** begin Supplied passage **

6.6 Confidentiality. Seller will cause all internal, nonpublic financial and business information obtained by it from the Bank or otherwise to be treated confidentially (exercising the same degree of care as it uses to preserve and safeguard its own confidential information); provided, however, that notwithstanding the foregoing, nothing contained herein shall prevent or restrict Seller from making such disclosure thereof as may be required by law or as may be required in the performance of this Agreement. If the transactions contemplated hereby shall not take place, all nonpublic financial statements, documents and other materials of the Bank and all copies thereof shall be returned to the Bank and shall not thereafter be used by Seller in any way detrimental to the Bank.
6.7 Assistance in Obtaining Regulatory Approvals. Seller agrees to use all reasonable efforts to assist the Bank in obtaining all regulatory approvals necessary to complete the transactions contemplated hereby, and Seller will provide to the Bank or to the appropriate regulatory authorities all information reasonably required to be submitted by the Bank in connection with such approvals.

** end Supplied passage **

**Set of tasks**.
**1.** Which things must be returned to the Bank under the contract excerpt if the transactions do not take place?
**2.** According to the contract excerpt, what degree of care must Seller exercise in keeping the Bank's information confidential?
**3.** Continue the contract excerpt with the next section after 6.7.

** begin Stored rows **

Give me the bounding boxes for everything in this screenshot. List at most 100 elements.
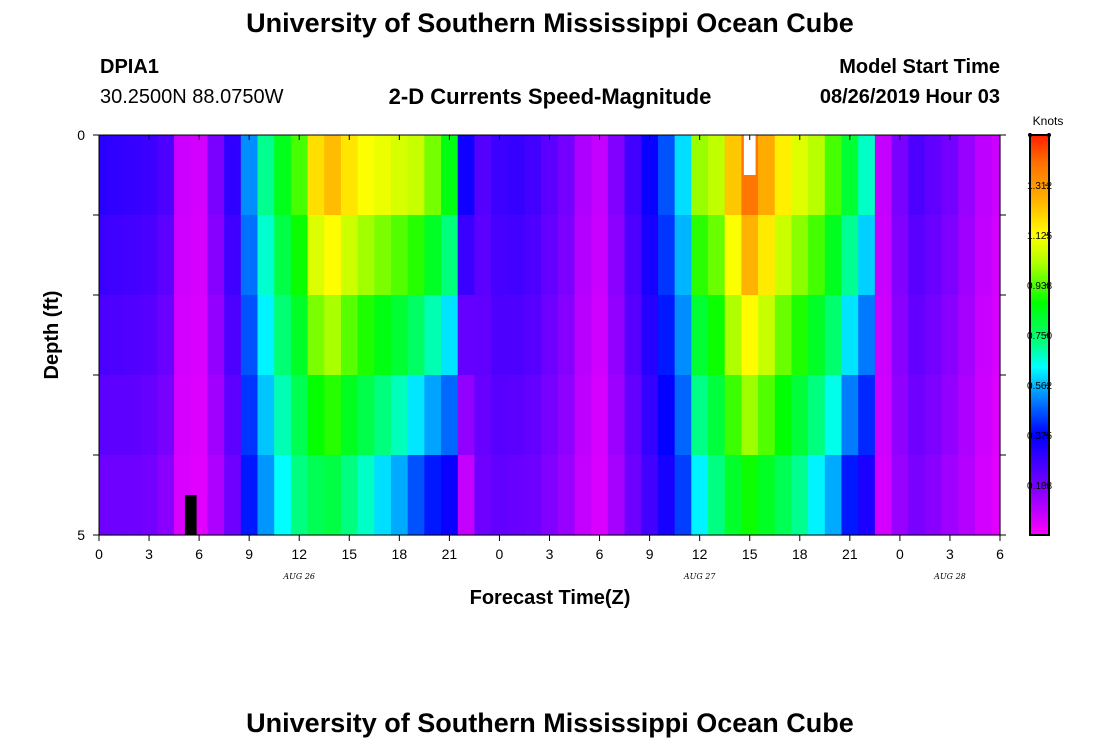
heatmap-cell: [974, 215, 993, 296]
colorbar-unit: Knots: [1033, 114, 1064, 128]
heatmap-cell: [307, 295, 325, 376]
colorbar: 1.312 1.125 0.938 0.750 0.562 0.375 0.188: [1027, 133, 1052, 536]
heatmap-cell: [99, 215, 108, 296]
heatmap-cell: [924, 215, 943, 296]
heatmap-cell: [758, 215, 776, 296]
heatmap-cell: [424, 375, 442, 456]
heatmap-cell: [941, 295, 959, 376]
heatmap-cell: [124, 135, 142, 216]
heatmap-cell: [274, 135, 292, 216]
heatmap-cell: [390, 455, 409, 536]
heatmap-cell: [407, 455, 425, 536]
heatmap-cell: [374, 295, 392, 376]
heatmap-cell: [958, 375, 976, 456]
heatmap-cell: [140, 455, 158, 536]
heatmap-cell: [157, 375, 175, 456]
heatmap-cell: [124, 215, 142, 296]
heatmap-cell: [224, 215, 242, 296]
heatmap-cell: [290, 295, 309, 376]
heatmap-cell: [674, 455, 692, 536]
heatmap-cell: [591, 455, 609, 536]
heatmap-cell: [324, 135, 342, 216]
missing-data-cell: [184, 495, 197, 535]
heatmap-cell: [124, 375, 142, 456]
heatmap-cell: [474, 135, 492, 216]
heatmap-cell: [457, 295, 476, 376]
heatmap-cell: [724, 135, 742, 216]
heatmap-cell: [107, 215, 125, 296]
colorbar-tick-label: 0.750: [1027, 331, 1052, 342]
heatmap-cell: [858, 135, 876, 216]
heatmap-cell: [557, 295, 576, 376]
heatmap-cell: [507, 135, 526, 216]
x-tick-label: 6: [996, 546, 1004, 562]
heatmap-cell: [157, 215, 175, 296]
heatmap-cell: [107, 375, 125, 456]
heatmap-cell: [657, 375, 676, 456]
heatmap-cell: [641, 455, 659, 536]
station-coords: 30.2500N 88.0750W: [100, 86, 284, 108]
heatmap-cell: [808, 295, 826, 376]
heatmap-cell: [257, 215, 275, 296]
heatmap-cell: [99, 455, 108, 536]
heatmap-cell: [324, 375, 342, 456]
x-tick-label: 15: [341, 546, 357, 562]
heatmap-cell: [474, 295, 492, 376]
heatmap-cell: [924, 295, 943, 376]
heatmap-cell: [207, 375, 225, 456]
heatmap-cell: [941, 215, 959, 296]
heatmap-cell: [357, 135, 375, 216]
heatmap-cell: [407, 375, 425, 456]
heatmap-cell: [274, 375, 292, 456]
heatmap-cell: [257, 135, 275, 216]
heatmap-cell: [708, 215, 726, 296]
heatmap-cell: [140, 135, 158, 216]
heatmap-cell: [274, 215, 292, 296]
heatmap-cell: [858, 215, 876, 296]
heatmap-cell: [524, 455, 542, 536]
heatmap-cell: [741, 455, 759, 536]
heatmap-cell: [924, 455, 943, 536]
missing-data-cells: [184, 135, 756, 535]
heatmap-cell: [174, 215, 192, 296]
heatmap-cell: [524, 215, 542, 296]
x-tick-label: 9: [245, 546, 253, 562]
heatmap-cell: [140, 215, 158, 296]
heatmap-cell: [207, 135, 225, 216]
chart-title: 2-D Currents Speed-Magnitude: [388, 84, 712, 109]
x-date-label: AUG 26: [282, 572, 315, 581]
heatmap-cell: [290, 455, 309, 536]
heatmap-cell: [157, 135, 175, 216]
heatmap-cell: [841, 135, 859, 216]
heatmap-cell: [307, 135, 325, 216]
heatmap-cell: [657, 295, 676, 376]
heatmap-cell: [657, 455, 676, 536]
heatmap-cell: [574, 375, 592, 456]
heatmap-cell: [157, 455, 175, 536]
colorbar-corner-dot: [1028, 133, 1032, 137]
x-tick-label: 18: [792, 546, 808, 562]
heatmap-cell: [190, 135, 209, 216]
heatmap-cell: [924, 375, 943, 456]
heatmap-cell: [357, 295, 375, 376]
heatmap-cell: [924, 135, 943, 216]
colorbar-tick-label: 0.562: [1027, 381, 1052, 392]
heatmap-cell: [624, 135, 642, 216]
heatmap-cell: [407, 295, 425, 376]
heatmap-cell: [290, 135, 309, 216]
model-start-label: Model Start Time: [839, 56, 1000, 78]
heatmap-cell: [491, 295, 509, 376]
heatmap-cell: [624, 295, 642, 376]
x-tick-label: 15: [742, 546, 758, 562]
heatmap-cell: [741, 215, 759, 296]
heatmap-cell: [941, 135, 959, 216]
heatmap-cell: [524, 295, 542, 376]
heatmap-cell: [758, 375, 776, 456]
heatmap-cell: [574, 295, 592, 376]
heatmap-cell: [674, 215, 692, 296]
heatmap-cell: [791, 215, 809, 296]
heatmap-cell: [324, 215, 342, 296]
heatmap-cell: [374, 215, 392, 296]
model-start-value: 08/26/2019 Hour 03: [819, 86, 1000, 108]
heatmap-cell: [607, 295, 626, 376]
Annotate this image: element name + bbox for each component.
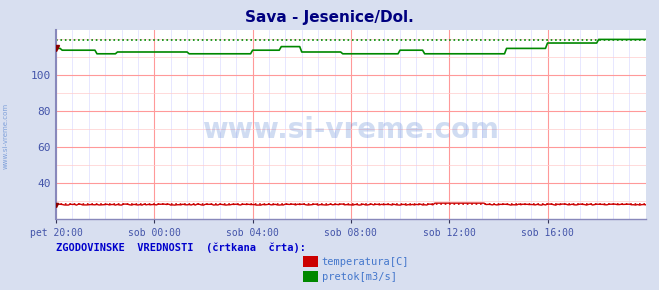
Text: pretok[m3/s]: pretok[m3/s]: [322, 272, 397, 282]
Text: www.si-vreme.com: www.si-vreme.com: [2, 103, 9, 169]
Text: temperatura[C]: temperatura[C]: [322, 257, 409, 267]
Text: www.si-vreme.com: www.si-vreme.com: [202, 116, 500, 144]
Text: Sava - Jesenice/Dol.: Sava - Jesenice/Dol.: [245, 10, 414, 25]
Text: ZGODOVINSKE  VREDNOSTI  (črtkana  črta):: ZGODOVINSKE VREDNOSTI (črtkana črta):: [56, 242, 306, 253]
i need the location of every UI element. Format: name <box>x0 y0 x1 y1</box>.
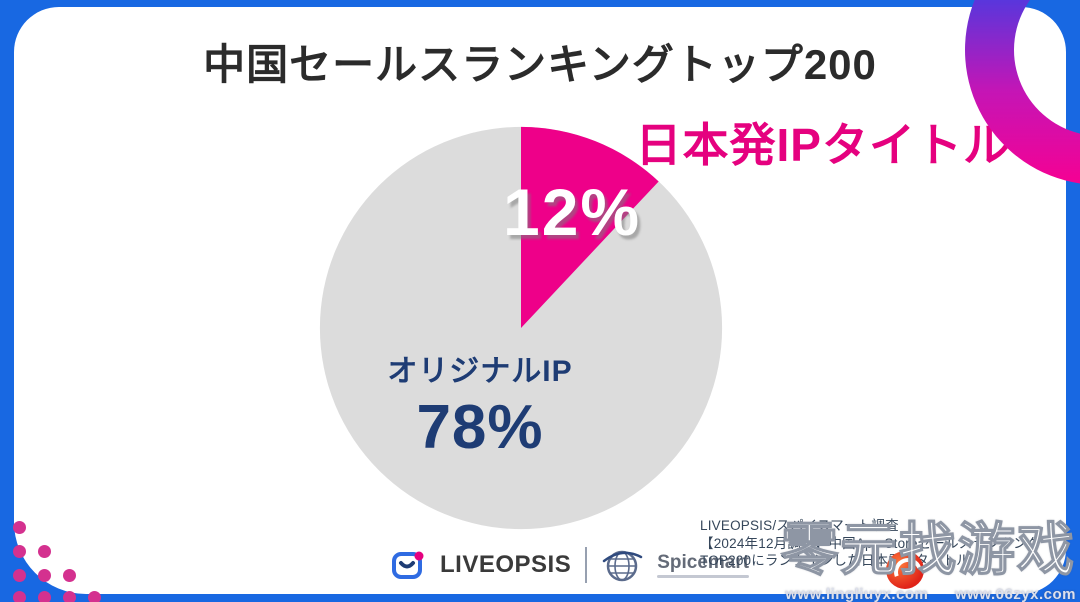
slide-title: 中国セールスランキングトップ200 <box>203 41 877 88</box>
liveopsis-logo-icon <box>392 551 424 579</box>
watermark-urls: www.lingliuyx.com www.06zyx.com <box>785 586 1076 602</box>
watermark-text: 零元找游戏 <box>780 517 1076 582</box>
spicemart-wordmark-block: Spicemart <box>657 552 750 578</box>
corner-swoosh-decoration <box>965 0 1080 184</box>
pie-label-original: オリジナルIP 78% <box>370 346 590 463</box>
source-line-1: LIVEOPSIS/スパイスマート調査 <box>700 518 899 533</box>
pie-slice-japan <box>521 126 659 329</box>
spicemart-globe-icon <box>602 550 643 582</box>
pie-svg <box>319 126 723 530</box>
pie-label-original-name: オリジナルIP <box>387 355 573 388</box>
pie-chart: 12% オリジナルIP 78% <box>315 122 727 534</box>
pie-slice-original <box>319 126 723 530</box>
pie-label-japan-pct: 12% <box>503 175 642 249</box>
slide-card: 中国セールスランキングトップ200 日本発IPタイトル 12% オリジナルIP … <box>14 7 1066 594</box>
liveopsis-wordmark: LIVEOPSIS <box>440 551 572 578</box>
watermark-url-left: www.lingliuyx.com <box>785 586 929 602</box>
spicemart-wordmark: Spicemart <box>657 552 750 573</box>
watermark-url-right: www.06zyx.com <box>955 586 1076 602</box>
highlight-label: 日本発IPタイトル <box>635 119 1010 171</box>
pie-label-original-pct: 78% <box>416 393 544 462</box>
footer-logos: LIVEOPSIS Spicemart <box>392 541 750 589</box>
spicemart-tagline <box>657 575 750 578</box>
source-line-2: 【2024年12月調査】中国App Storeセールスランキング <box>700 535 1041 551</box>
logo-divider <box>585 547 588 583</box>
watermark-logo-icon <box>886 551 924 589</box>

** end Stored rows **
** begin Stored rows **

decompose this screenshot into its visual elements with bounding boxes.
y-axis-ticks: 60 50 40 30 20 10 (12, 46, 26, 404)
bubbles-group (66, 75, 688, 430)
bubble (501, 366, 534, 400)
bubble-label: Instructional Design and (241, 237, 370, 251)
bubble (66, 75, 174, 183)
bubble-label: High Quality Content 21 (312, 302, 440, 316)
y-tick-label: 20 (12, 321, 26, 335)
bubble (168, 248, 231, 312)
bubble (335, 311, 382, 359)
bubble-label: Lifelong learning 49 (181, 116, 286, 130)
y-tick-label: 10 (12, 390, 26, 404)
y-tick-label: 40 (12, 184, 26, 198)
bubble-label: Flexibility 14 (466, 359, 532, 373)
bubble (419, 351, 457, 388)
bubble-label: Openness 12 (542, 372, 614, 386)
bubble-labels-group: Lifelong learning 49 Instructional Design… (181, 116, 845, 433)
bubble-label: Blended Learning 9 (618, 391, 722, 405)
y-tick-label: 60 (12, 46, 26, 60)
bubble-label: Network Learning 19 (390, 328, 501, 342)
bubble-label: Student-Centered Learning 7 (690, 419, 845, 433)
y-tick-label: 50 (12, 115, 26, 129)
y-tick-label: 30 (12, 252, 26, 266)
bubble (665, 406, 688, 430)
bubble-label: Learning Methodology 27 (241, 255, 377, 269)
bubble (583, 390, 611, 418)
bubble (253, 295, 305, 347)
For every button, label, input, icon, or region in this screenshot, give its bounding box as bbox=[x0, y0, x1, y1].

** end Stored rows **

**Written responses**.
**1.**
- Nonpublic financial statements of the Bank
- Documents of the Bank
- Other materials of the Bank
- All copies of these

**2.** The same degree of care it uses to preserve and safeguard its own confidential information.

**3.**
6.8 Real Estate, Title, and Surveys. At least thirty (30) business days prior to the Closing Date, Seller shall deliver to the Bank copies of the deed which it shall deliver for recordation on the Closing Date which shall be a general warranty deed, subject only to Permitted Exceptions (as hereinafter defined). Seller will convey good and marketable title to the Real Estate to the Bank subject to Permitted Exceptions. No later than twenty (20) days following the date of this Agreement, Seller shall cause to be delivered to the Bank a commitment for title insurance from a title company mutually agreeable to the Bank and Seller (the “Title Insurer”) and insuring the title and interest of the Bank in and to the Real Estate (including without limitation, all easements and rights appurtenant thereto), together with copies of all exceptions to title to the Real Estate. The Bank agrees to review such commitments within twenty (20) days of receipt thereof and to inform Seller in writing within twenty (20) days of receipt thereof as to which exceptions contained therein are not Permitted Exceptions. In addition an as-built survey of the Real Estate dated not earlier than the date of this Agreement, prepared by a licensed surveyor shall be provided to the Bank by Seller. The cost of the survey shall be borne equally by Seller and the Bank.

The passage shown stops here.